# WHAT TO PRODUCE:
How many lines of these entries include the string "удельный"? State the number alone.

== == ==

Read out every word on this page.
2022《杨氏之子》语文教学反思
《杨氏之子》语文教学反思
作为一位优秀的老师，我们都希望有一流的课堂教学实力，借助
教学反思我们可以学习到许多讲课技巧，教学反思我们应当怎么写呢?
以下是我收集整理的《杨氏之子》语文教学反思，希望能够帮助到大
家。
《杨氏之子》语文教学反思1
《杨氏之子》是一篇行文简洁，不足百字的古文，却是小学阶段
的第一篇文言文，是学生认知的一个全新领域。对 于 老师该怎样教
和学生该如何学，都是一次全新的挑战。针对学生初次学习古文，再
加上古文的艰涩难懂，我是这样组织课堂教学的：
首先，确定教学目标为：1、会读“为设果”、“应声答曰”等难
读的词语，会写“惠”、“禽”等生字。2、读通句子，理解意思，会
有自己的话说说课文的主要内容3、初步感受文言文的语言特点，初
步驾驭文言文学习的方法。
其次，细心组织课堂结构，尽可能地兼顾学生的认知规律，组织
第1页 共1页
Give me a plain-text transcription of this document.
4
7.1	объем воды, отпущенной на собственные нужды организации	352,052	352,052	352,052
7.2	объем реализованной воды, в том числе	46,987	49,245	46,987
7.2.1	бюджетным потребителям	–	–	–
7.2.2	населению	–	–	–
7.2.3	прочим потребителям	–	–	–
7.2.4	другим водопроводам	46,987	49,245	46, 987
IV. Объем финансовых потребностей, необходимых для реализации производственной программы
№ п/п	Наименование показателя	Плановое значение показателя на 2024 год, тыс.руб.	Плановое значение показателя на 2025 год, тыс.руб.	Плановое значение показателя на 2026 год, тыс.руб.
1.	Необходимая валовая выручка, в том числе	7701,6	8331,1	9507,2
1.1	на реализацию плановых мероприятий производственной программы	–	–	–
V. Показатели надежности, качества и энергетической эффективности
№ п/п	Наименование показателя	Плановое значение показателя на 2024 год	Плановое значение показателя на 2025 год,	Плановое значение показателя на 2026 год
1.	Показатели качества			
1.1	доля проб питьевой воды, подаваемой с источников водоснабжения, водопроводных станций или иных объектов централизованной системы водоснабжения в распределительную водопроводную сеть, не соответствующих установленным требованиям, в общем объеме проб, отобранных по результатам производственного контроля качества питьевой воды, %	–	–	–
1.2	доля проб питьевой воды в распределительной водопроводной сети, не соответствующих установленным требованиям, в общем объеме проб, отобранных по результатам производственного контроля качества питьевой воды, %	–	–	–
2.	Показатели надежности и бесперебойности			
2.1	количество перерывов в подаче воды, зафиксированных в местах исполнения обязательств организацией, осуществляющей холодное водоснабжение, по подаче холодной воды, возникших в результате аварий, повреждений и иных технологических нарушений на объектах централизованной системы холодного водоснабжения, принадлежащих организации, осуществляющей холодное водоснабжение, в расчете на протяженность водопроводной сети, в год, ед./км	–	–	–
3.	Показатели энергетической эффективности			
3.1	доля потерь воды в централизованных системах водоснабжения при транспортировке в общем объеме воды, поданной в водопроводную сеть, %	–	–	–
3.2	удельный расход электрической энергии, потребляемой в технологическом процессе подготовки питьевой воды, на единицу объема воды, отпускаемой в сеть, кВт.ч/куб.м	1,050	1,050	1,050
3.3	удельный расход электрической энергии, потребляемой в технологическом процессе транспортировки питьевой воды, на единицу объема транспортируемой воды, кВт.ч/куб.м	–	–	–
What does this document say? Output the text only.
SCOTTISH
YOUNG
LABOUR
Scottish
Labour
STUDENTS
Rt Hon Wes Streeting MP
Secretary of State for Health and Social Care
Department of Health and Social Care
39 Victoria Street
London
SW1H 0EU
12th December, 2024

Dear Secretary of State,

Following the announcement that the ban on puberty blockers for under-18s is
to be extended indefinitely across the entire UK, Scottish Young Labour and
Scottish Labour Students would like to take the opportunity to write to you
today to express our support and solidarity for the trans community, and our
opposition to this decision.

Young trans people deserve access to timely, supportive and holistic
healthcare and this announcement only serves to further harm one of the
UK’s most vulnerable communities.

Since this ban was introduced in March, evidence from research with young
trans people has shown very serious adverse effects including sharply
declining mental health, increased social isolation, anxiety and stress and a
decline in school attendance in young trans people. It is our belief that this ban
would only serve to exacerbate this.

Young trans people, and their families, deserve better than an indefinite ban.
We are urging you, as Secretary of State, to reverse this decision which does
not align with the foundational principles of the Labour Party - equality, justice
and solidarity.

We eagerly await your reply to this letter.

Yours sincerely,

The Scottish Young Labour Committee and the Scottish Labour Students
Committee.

== == ==

# RESULT:
2